[Records that describe figures]

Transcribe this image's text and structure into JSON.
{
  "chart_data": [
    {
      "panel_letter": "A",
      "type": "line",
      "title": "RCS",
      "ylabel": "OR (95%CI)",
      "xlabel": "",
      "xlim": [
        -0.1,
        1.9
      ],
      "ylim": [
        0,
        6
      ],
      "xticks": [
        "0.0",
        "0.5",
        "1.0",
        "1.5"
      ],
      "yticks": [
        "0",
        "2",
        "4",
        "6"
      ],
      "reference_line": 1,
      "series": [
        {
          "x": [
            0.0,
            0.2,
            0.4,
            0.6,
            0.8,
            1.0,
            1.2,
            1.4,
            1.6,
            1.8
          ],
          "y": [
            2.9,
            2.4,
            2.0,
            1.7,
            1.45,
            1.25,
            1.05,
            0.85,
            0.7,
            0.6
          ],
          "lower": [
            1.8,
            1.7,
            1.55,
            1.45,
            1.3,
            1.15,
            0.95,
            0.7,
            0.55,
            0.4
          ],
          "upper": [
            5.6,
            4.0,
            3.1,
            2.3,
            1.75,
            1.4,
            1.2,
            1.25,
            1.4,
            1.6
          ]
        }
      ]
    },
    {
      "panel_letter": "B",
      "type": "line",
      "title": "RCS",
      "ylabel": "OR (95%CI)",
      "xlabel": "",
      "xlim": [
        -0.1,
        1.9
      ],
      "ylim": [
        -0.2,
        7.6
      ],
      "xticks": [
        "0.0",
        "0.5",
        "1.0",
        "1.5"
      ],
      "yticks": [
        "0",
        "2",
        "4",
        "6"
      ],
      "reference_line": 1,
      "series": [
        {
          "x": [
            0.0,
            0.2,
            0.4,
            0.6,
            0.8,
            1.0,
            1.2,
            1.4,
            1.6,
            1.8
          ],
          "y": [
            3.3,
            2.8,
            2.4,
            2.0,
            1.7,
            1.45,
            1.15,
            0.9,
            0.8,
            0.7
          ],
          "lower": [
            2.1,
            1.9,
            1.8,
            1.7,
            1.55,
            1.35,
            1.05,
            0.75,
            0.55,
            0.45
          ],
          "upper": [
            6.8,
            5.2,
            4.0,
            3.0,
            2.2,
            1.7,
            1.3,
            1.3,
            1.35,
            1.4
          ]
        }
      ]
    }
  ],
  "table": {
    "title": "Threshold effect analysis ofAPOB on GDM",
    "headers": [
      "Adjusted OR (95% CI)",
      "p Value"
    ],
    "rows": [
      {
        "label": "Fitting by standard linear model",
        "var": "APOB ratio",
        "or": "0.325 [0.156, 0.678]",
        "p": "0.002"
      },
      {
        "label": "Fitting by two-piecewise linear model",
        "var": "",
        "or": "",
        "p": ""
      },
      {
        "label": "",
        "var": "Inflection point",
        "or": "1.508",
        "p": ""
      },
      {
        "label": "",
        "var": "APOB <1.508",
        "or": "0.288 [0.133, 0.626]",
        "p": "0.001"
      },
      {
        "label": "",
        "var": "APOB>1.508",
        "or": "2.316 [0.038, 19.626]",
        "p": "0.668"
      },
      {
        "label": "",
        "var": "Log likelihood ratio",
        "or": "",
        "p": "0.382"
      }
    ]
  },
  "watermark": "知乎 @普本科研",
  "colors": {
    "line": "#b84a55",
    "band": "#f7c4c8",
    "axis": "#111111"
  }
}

### To do
Reproduce the full listing above, character for character.

### The reply
Transcribe this image's text and structure into JSON.
{
  "chart_data": [
    {
      "panel_letter": "A",
      "type": "line",
      "title": "RCS",
      "ylabel": "OR (95%CI)",
      "xlabel": "",
      "xlim": [
        -0.1,
        1.9
      ],
      "ylim": [
        0,
        6
      ],
      "xticks": [
        "0.0",
        "0.5",
        "1.0",
        "1.5"
      ],
      "yticks": [
        "0",
        "2",
        "4",
        "6"
      ],
      "reference_line": 1,
      "series": [
        {
          "x": [
            0.0,
            0.2,
            0.4,
            0.6,
            0.8,
            1.0,
            1.2,
            1.4,
            1.6,
            1.8
          ],
          "y": [
            2.9,
            2.4,
            2.0,
            1.7,
            1.45,
            1.25,
            1.05,
            0.85,
            0.7,
            0.6
          ],
          "lower": [
            1.8,
            1.7,
            1.55,
            1.45,
            1.3,
            1.15,
            0.95,
            0.7,
            0.55,
            0.4
          ],
          "upper": [
            5.6,
            4.0,
            3.1,
            2.3,
            1.75,
            1.4,
            1.2,
            1.25,
            1.4,
            1.6
          ]
        }
      ]
    },
    {
      "panel_letter": "B",
      "type": "line",
      "title": "RCS",
      "ylabel": "OR (95%CI)",
      "xlabel": "",
      "xlim": [
        -0.1,
        1.9
      ],
      "ylim": [
        -0.2,
        7.6
      ],
      "xticks": [
        "0.0",
        "0.5",
        "1.0",
        "1.5"
      ],
      "yticks": [
        "0",
        "2",
        "4",
        "6"
      ],
      "reference_line": 1,
      "series": [
        {
          "x": [
            0.0,
            0.2,
            0.4,
            0.6,
            0.8,
            1.0,
            1.2,
            1.4,
            1.6,
            1.8
          ],
          "y": [
            3.3,
            2.8,
            2.4,
            2.0,
            1.7,
            1.45,
            1.15,
            0.9,
            0.8,
            0.7
          ],
          "lower": [
            2.1,
            1.9,
            1.8,
            1.7,
            1.55,
            1.35,
            1.05,
            0.75,
            0.55,
            0.45
          ],
          "upper": [
            6.8,
            5.2,
            4.0,
            3.0,
            2.2,
            1.7,
            1.3,
            1.3,
            1.35,
            1.4
          ]
        }
      ]
    }
  ],
  "table": {
    "title": "Threshold effect analysis ofAPOB on GDM",
    "headers": [
      "Adjusted OR (95% CI)",
      "p Value"
    ],
    "rows": [
      {
        "label": "Fitting by standard linear model",
        "var": "APOB ratio",
        "or": "0.325 [0.156, 0.678]",
        "p": "0.002"
      },
      {
        "label": "Fitting by two-piecewise linear model",
        "var": "",
        "or": "",
        "p": ""
      },
      {
        "label": "",
        "var": "Inflection point",
        "or": "1.508",
        "p": ""
      },
      {
        "label": "",
        "var": "APOB <1.508",
        "or": "0.288 [0.133, 0.626]",
        "p": "0.001"
      },
      {
        "label": "",
        "var": "APOB>1.508",
        "or": "2.316 [0.038, 19.626]",
        "p": "0.668"
      },
      {
        "label": "",
        "var": "Log likelihood ratio",
        "or": "",
        "p": "0.382"
      }
    ]
  },
  "watermark": "知乎 @普本科研",
  "colors": {
    "line": "#b84a55",
    "band": "#f7c4c8",
    "axis": "#111111"
  }
}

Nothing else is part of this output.